(EXERCISE 1)
Answer these questions using the conclusions on benign fibroepithelioma:
(a) Which type of bronchoscopy, when used with small tissue samples, is called insufficient to diagnose fibroepithelioma?
(b) Which procedure is required to avoid sampling error, exclude malignancy and confirm fibroepithelioma?
(c) When surgical excision with bronchoplasty is needed, what is preserved?
(EXERCISE 2)
Continue the conclusions on benign fibroepithelioma, starting after their last sentence.

CONCLUSIONS: Benign Fibroepithelioma is rare and difficult to distinguish from malignant lesion based on endobronchial appearance. Flexible Fiber-optic bronchoscopy with small tissue samples is insufficient to diagnose fibroepithelioma. Rigid bronchoscopy with excision is required to avoid sampling error, exclude malignancy and confirm fibroepithelioma. Majority of patients can be treated with therapeutic endoscopic procedures like laser, elctrocautery or mechanical excision. Rarely, conservative surgical excision of fibroepithelioma along with bronchus and bronchoplasty with preservation of functioning lung parenchyma may be required.

(INFORMATION)
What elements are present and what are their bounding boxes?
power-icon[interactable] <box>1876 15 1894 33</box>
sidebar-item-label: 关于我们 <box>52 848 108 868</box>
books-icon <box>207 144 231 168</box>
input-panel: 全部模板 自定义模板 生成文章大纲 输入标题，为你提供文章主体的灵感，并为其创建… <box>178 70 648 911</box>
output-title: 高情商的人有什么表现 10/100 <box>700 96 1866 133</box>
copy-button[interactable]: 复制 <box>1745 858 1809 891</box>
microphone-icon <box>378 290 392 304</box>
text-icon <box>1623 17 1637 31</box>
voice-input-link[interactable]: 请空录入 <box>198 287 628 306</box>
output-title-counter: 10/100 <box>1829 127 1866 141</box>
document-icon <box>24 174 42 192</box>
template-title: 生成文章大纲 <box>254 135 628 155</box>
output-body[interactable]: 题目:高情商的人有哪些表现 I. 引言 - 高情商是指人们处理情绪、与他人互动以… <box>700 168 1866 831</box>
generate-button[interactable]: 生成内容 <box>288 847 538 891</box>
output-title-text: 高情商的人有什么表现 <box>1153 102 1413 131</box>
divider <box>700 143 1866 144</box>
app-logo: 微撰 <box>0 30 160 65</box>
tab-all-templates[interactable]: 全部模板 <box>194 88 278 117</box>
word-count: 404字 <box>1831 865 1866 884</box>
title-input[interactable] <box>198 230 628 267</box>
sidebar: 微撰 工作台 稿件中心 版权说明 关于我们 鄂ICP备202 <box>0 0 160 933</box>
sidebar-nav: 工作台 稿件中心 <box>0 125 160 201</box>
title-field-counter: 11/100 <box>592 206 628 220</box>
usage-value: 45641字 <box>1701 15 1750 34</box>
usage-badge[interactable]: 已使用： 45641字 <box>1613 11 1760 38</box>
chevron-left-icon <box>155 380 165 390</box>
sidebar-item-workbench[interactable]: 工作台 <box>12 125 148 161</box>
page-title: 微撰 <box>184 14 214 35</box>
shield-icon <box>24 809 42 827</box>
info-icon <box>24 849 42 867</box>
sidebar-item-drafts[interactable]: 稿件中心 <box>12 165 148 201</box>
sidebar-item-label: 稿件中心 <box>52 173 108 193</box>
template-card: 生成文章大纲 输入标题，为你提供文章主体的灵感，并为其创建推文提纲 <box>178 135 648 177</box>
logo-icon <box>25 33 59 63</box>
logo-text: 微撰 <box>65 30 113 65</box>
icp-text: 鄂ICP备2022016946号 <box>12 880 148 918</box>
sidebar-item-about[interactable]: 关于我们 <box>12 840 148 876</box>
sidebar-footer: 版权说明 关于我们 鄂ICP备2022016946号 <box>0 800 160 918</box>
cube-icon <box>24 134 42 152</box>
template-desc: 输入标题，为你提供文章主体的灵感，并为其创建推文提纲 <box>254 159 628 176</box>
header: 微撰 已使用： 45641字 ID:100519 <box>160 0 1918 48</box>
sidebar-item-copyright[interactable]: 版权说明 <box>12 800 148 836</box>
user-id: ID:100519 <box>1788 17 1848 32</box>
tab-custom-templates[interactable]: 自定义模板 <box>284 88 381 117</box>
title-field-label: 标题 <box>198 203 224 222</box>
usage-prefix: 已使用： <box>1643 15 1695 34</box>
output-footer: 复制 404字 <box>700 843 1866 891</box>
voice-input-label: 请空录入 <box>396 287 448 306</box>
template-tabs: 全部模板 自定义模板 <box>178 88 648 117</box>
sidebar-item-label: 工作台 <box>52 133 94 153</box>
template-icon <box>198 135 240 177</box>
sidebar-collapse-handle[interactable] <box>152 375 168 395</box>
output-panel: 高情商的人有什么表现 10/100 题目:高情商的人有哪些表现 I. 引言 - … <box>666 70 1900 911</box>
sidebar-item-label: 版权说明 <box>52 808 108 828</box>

(EXERCISE OUTPUT 1)
(a) Flexible fiber-optic bronchoscopy
(b) Rigid bronchoscopy with excision
(c) Functioning lung parenchyma

(EXERCISE OUTPUT 2)
Reference #1 Leiro-Fernandez et al J Bronchol Intervent Pulmonol _ Volume 17, Number 1, January 2010 56-58 58 | J Bronchol Intervent Pulmonol 2010;17:56-58
Reference #2 Ushiki A, Yasou M, Tanabe T, et al. A rare case of a tracheal polyp treated by endobronchial resection. Intern Med. 2008;47:1723-1726.
Reference #3 Strachan P, Multz AS, Esposito MJ, et al. Bronchoscopic image: benign bronchial polyp. J Bronchol. 2007; 14:111-112.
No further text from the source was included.